* _THE EXERCISE_
Repeat every entry word for word, but leave the images out of your copy.

* _SUPPLIED MATERIAL_
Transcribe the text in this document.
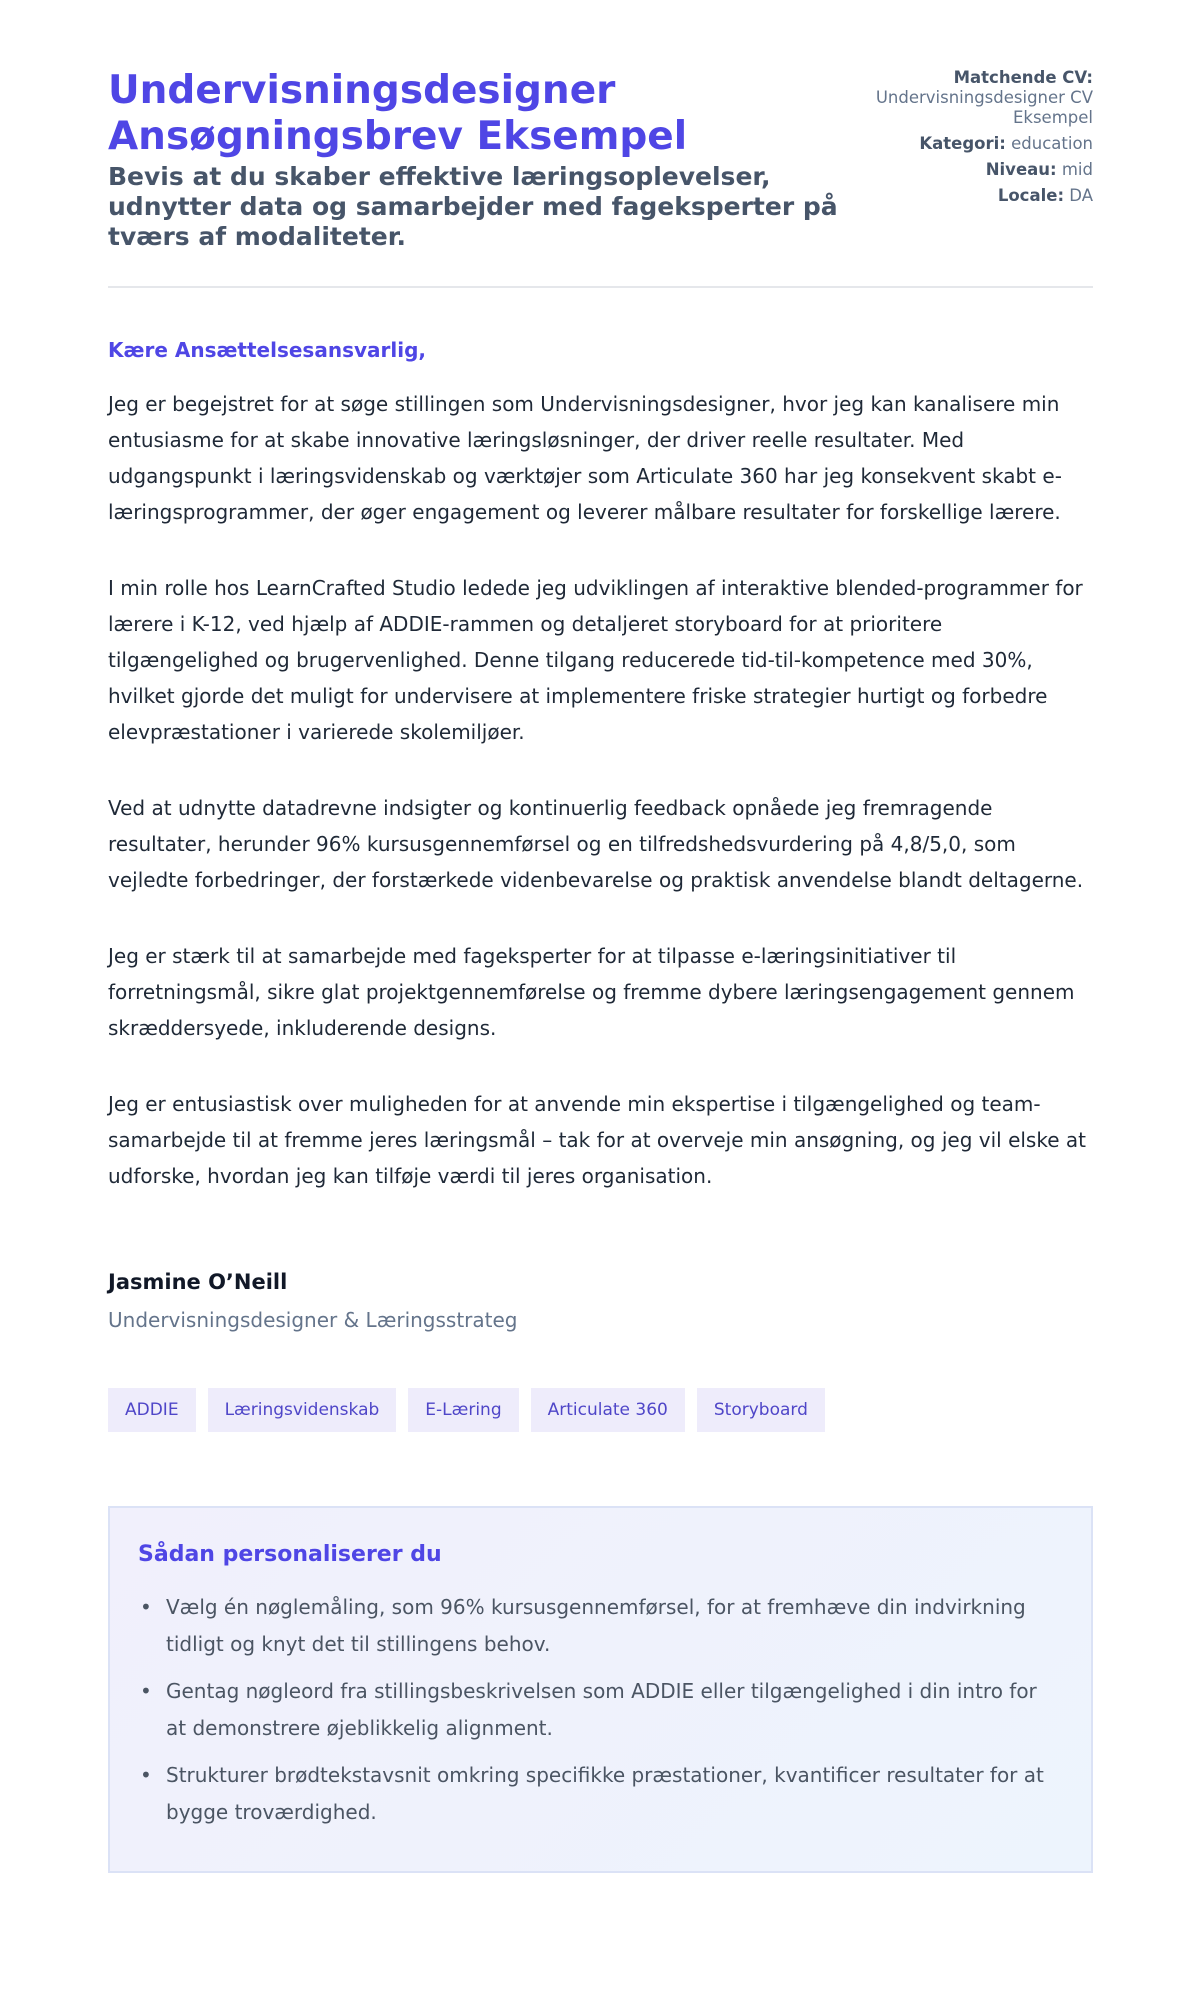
Undervisningsdesigner
Ansøgningsbrev Eksempel
Bevis at du skaber effektive læringsoplevelser, udnytter data og samarbejder med fageksperter på tværs af modaliteter.
Matchende CV:
Undervisningsdesigner CV Eksempel
Kategori: education
Niveau: mid
Locale: DA

Kære Ansættelsesansvarlig,

Jeg er begejstret for at søge stillingen som Undervisningsdesigner, hvor jeg kan kanalisere min entusiasme for at skabe innovative læringsløsninger, der driver reelle resultater. Med udgangspunkt i læringsvidenskab og værktøjer som Articulate 360 har jeg konsekvent skabt e-læringsprogrammer, der øger engagement og leverer målbare resultater for forskellige lærere.

I min rolle hos LearnCrafted Studio ledede jeg udviklingen af interaktive blended-programmer for lærere i K-12, ved hjælp af ADDIE-rammen og detaljeret storyboard for at prioritere tilgængelighed og brugervenlighed. Denne tilgang reducerede tid-til-kompetence med 30%, hvilket gjorde det muligt for undervisere at implementere friske strategier hurtigt og forbedre elevpræstationer i varierede skolemiljøer.

Ved at udnytte datadrevne indsigter og kontinuerlig feedback opnåede jeg fremragende resultater, herunder 96% kursusgennemførsel og en tilfredshedsvurdering på 4,8/5,0, som vejledte forbedringer, der forstærkede videnbevarelse og praktisk anvendelse blandt deltagerne.

Jeg er stærk til at samarbejde med fageksperter for at tilpasse e-læringsinitiativer til forretningsmål, sikre glat projektgennemførelse og fremme dybere læringsengagement gennem skræddersyede, inkluderende designs.

Jeg er entusiastisk over muligheden for at anvende min ekspertise i tilgængelighed og team-samarbejde til at fremme jeres læringsmål – tak for at overveje min ansøgning, og jeg vil elske at udforske, hvordan jeg kan tilføje værdi til jeres organisation.

Jasmine O’Neill
Undervisningsdesigner & Læringsstrateg
ADDIE	Læringsvidenskab	E-Læring	Articulate 360	Storyboard
Sådan personaliserer du
• Vælg én nøglemåling, som 96% kursusgennemførsel, for at fremhæve din indvirkning tidligt og knyt det til stillingens behov.
• Gentag nøgleord fra stillingsbeskrivelsen som ADDIE eller tilgængelighed i din intro for at demonstrere øjeblikkelig alignment.
• Strukturer brødtekstavsnit omkring specifikke præstationer, kvantificer resultater for at bygge troværdighed.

* _THE ANSWER_
Transcribe the text in this document.
Undervisningsdesigner
Ansøgningsbrev Eksempel
Bevis at du skaber effektive læringsoplevelser, udnytter data og samarbejder med fageksperter på tværs af modaliteter.
Matchende CV:
Undervisningsdesigner CV Eksempel
Kategori: education
Niveau: mid
Locale: DA

Kære Ansættelsesansvarlig,

Jeg er begejstret for at søge stillingen som Undervisningsdesigner, hvor jeg kan kanalisere min entusiasme for at skabe innovative læringsløsninger, der driver reelle resultater. Med udgangspunkt i læringsvidenskab og værktøjer som Articulate 360 har jeg konsekvent skabt e-læringsprogrammer, der øger engagement og leverer målbare resultater for forskellige lærere.

I min rolle hos LearnCrafted Studio ledede jeg udviklingen af interaktive blended-programmer for lærere i K-12, ved hjælp af ADDIE-rammen og detaljeret storyboard for at prioritere tilgængelighed og brugervenlighed. Denne tilgang reducerede tid-til-kompetence med 30%, hvilket gjorde det muligt for undervisere at implementere friske strategier hurtigt og forbedre elevpræstationer i varierede skolemiljøer.

Ved at udnytte datadrevne indsigter og kontinuerlig feedback opnåede jeg fremragende resultater, herunder 96% kursusgennemførsel og en tilfredshedsvurdering på 4,8/5,0, som vejledte forbedringer, der forstærkede videnbevarelse og praktisk anvendelse blandt deltagerne.

Jeg er stærk til at samarbejde med fageksperter for at tilpasse e-læringsinitiativer til forretningsmål, sikre glat projektgennemførelse og fremme dybere læringsengagement gennem skræddersyede, inkluderende designs.

Jeg er entusiastisk over muligheden for at anvende min ekspertise i tilgængelighed og team-samarbejde til at fremme jeres læringsmål – tak for at overveje min ansøgning, og jeg vil elske at udforske, hvordan jeg kan tilføje værdi til jeres organisation.

Jasmine O’Neill
Undervisningsdesigner & Læringsstrateg
ADDIE	Læringsvidenskab	E-Læring	Articulate 360	Storyboard
Sådan personaliserer du
• Vælg én nøglemåling, som 96% kursusgennemførsel, for at fremhæve din indvirkning tidligt og knyt det til stillingens behov.
• Gentag nøgleord fra stillingsbeskrivelsen som ADDIE eller tilgængelighed i din intro for at demonstrere øjeblikkelig alignment.
• Strukturer brødtekstavsnit omkring specifikke præstationer, kvantificer resultater for at bygge troværdighed.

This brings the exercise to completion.